• Problem to solve: Copy out the data below line for line, without changing anything, and omit the pictures from your copy.
==*==
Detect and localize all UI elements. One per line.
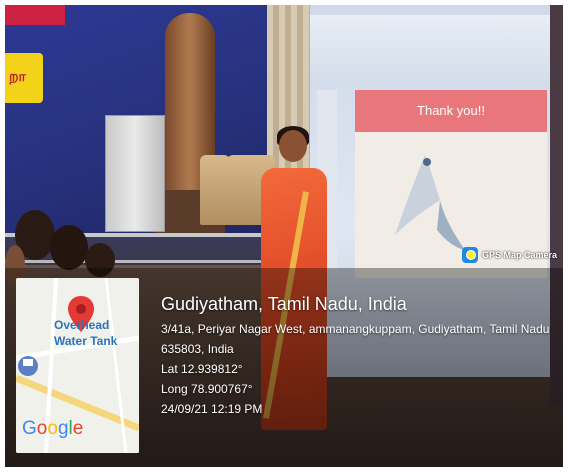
latitude: Lat 12.939812°	[161, 362, 243, 376]
google-logo-letter: e	[72, 418, 84, 439]
bird-illustration	[395, 155, 465, 250]
yellow-sign-text: றா	[9, 68, 26, 84]
projected-toolbar	[310, 15, 555, 85]
audience-member	[50, 225, 88, 270]
map-place-label: Overhead	[54, 318, 110, 332]
location-info: Gudiyatham, Tamil Nadu, India 3/41a, Per…	[161, 293, 549, 419]
google-logo-letter: G	[22, 418, 37, 439]
banner-red-strip	[5, 5, 65, 25]
google-logo-letter: g	[57, 418, 69, 439]
gps-map-camera-icon	[462, 247, 478, 263]
gps-map-camera-badge: GPS Map Camera	[462, 247, 557, 263]
address-line: 635803, India	[161, 342, 234, 356]
air-conditioner	[105, 115, 165, 232]
slide-heading: Thank you!!	[355, 90, 547, 132]
longitude: Long 78.900767°	[161, 382, 253, 396]
google-logo: Google	[22, 418, 83, 440]
address-line: 3/41a, Periyar Nagar West, ammanangkuppa…	[161, 322, 550, 336]
map-place-label: Water Tank	[54, 334, 118, 348]
yellow-sign: றா	[5, 53, 43, 103]
chair	[200, 155, 230, 225]
location-title: Gudiyatham, Tamil Nadu, India	[161, 294, 407, 314]
presenter-head	[279, 130, 307, 162]
timestamp: 24/09/21 12:19 PM	[161, 402, 263, 416]
gps-badge-label: GPS Map Camera	[482, 250, 558, 260]
google-logo-letter: o	[47, 418, 58, 439]
google-logo-letter: o	[36, 418, 48, 439]
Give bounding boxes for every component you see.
==*==
• Reply:
Detect and localize all UI elements. One per line.
latitude: Lat 12.939812°	[161, 362, 243, 376]
google-logo-letter: e	[72, 418, 84, 439]
bird-illustration	[395, 155, 465, 250]
yellow-sign-text: றா	[9, 68, 26, 84]
projected-toolbar	[310, 15, 555, 85]
audience-member	[50, 225, 88, 270]
map-place-label: Overhead	[54, 318, 110, 332]
location-info: Gudiyatham, Tamil Nadu, India 3/41a, Per…	[161, 293, 549, 419]
google-logo-letter: G	[22, 418, 37, 439]
banner-red-strip	[5, 5, 65, 25]
google-logo-letter: g	[57, 418, 69, 439]
gps-map-camera-icon	[462, 247, 478, 263]
gps-map-camera-badge: GPS Map Camera	[462, 247, 557, 263]
address-line: 635803, India	[161, 342, 234, 356]
air-conditioner	[105, 115, 165, 232]
slide-heading: Thank you!!	[355, 90, 547, 132]
longitude: Long 78.900767°	[161, 382, 253, 396]
google-logo: Google	[22, 418, 83, 440]
address-line: 3/41a, Periyar Nagar West, ammanangkuppa…	[161, 322, 550, 336]
map-place-label: Water Tank	[54, 334, 118, 348]
yellow-sign: றா	[5, 53, 43, 103]
chair	[200, 155, 230, 225]
location-title: Gudiyatham, Tamil Nadu, India	[161, 294, 407, 314]
presenter-head	[279, 130, 307, 162]
timestamp: 24/09/21 12:19 PM	[161, 402, 263, 416]
gps-badge-label: GPS Map Camera	[482, 250, 558, 260]
google-logo-letter: o	[47, 418, 58, 439]
google-logo-letter: o	[36, 418, 48, 439]
Give bounding boxes for every component you see.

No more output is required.